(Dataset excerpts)
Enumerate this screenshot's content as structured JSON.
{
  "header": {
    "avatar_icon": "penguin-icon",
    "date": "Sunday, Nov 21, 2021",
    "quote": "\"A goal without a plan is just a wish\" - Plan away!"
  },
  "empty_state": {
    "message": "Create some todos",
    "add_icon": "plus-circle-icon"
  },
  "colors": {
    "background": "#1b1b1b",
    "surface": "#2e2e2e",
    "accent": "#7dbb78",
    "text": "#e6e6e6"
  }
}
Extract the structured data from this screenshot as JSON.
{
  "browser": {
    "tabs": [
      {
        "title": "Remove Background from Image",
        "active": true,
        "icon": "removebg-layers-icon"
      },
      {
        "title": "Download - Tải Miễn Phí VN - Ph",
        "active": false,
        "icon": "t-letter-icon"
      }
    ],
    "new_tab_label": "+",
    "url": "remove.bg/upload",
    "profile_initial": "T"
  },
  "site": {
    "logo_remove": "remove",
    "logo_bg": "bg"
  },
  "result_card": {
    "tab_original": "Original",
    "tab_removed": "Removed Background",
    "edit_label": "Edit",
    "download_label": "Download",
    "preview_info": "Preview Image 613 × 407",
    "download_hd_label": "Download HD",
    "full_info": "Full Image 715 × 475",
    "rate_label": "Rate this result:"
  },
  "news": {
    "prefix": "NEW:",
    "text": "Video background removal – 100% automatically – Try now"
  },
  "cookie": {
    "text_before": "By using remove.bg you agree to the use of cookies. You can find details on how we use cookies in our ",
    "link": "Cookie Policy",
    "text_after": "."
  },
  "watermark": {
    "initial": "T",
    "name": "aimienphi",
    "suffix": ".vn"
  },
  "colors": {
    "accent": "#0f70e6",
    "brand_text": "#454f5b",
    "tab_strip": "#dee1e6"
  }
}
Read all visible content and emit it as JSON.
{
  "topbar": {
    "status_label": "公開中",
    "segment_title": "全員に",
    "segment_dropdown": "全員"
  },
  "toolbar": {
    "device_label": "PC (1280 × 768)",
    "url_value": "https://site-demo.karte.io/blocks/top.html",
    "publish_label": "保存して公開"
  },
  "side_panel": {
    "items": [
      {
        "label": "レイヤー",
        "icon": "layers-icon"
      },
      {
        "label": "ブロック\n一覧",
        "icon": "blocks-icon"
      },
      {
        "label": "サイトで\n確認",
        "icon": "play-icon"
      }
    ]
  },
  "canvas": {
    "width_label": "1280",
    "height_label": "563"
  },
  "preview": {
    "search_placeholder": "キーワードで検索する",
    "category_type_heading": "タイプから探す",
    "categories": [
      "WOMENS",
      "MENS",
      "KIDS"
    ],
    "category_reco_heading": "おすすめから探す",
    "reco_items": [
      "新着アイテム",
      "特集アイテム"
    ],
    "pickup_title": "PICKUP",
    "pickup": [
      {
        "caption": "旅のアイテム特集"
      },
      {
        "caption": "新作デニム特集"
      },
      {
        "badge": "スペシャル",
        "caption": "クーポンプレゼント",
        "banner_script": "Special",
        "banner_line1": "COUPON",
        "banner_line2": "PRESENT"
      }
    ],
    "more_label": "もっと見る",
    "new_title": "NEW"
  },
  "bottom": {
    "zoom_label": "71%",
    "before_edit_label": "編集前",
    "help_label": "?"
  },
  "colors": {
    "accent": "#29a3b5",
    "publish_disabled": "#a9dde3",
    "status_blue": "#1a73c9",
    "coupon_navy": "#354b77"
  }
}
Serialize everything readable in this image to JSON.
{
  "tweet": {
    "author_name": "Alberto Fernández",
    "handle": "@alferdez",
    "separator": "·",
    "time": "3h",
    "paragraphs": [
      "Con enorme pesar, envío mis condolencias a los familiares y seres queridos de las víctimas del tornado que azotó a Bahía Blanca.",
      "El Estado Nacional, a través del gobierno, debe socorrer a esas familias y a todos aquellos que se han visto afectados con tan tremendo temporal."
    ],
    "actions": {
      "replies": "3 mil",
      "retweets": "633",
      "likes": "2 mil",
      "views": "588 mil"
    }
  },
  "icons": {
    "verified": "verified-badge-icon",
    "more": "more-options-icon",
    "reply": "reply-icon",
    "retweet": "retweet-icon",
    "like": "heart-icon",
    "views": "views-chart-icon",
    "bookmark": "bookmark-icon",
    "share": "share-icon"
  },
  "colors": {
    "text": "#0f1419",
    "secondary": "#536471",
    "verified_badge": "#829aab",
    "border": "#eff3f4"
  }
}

*Short task*. All entries must be repeated verbatim.

*Result of this exercise*.
Enumerate this screenshot's content as structured JSON.
{
  "header": {
    "avatar_icon": "penguin-icon",
    "date": "Sunday, Nov 21, 2021",
    "quote": "\"A goal without a plan is just a wish\" - Plan away!"
  },
  "empty_state": {
    "message": "Create some todos",
    "add_icon": "plus-circle-icon"
  },
  "colors": {
    "background": "#1b1b1b",
    "surface": "#2e2e2e",
    "accent": "#7dbb78",
    "text": "#e6e6e6"
  }
}
Extract the structured data from this screenshot as JSON.
{
  "browser": {
    "tabs": [
      {
        "title": "Remove Background from Image",
        "active": true,
        "icon": "removebg-layers-icon"
      },
      {
        "title": "Download - Tải Miễn Phí VN - Ph",
        "active": false,
        "icon": "t-letter-icon"
      }
    ],
    "new_tab_label": "+",
    "url": "remove.bg/upload",
    "profile_initial": "T"
  },
  "site": {
    "logo_remove": "remove",
    "logo_bg": "bg"
  },
  "result_card": {
    "tab_original": "Original",
    "tab_removed": "Removed Background",
    "edit_label": "Edit",
    "download_label": "Download",
    "preview_info": "Preview Image 613 × 407",
    "download_hd_label": "Download HD",
    "full_info": "Full Image 715 × 475",
    "rate_label": "Rate this result:"
  },
  "news": {
    "prefix": "NEW:",
    "text": "Video background removal – 100% automatically – Try now"
  },
  "cookie": {
    "text_before": "By using remove.bg you agree to the use of cookies. You can find details on how we use cookies in our ",
    "link": "Cookie Policy",
    "text_after": "."
  },
  "watermark": {
    "initial": "T",
    "name": "aimienphi",
    "suffix": ".vn"
  },
  "colors": {
    "accent": "#0f70e6",
    "brand_text": "#454f5b",
    "tab_strip": "#dee1e6"
  }
}
Read all visible content and emit it as JSON.
{
  "topbar": {
    "status_label": "公開中",
    "segment_title": "全員に",
    "segment_dropdown": "全員"
  },
  "toolbar": {
    "device_label": "PC (1280 × 768)",
    "url_value": "https://site-demo.karte.io/blocks/top.html",
    "publish_label": "保存して公開"
  },
  "side_panel": {
    "items": [
      {
        "label": "レイヤー",
        "icon": "layers-icon"
      },
      {
        "label": "ブロック\n一覧",
        "icon": "blocks-icon"
      },
      {
        "label": "サイトで\n確認",
        "icon": "play-icon"
      }
    ]
  },
  "canvas": {
    "width_label": "1280",
    "height_label": "563"
  },
  "preview": {
    "search_placeholder": "キーワードで検索する",
    "category_type_heading": "タイプから探す",
    "categories": [
      "WOMENS",
      "MENS",
      "KIDS"
    ],
    "category_reco_heading": "おすすめから探す",
    "reco_items": [
      "新着アイテム",
      "特集アイテム"
    ],
    "pickup_title": "PICKUP",
    "pickup": [
      {
        "caption": "旅のアイテム特集"
      },
      {
        "caption": "新作デニム特集"
      },
      {
        "badge": "スペシャル",
        "caption": "クーポンプレゼント",
        "banner_script": "Special",
        "banner_line1": "COUPON",
        "banner_line2": "PRESENT"
      }
    ],
    "more_label": "もっと見る",
    "new_title": "NEW"
  },
  "bottom": {
    "zoom_label": "71%",
    "before_edit_label": "編集前",
    "help_label": "?"
  },
  "colors": {
    "accent": "#29a3b5",
    "publish_disabled": "#a9dde3",
    "status_blue": "#1a73c9",
    "coupon_navy": "#354b77"
  }
}
Serialize everything readable in this image to JSON.
{
  "tweet": {
    "author_name": "Alberto Fernández",
    "handle": "@alferdez",
    "separator": "·",
    "time": "3h",
    "paragraphs": [
      "Con enorme pesar, envío mis condolencias a los familiares y seres queridos de las víctimas del tornado que azotó a Bahía Blanca.",
      "El Estado Nacional, a través del gobierno, debe socorrer a esas familias y a todos aquellos que se han visto afectados con tan tremendo temporal."
    ],
    "actions": {
      "replies": "3 mil",
      "retweets": "633",
      "likes": "2 mil",
      "views": "588 mil"
    }
  },
  "icons": {
    "verified": "verified-badge-icon",
    "more": "more-options-icon",
    "reply": "reply-icon",
    "retweet": "retweet-icon",
    "like": "heart-icon",
    "views": "views-chart-icon",
    "bookmark": "bookmark-icon",
    "share": "share-icon"
  },
  "colors": {
    "text": "#0f1419",
    "secondary": "#536471",
    "verified_badge": "#829aab",
    "border": "#eff3f4"
  }
}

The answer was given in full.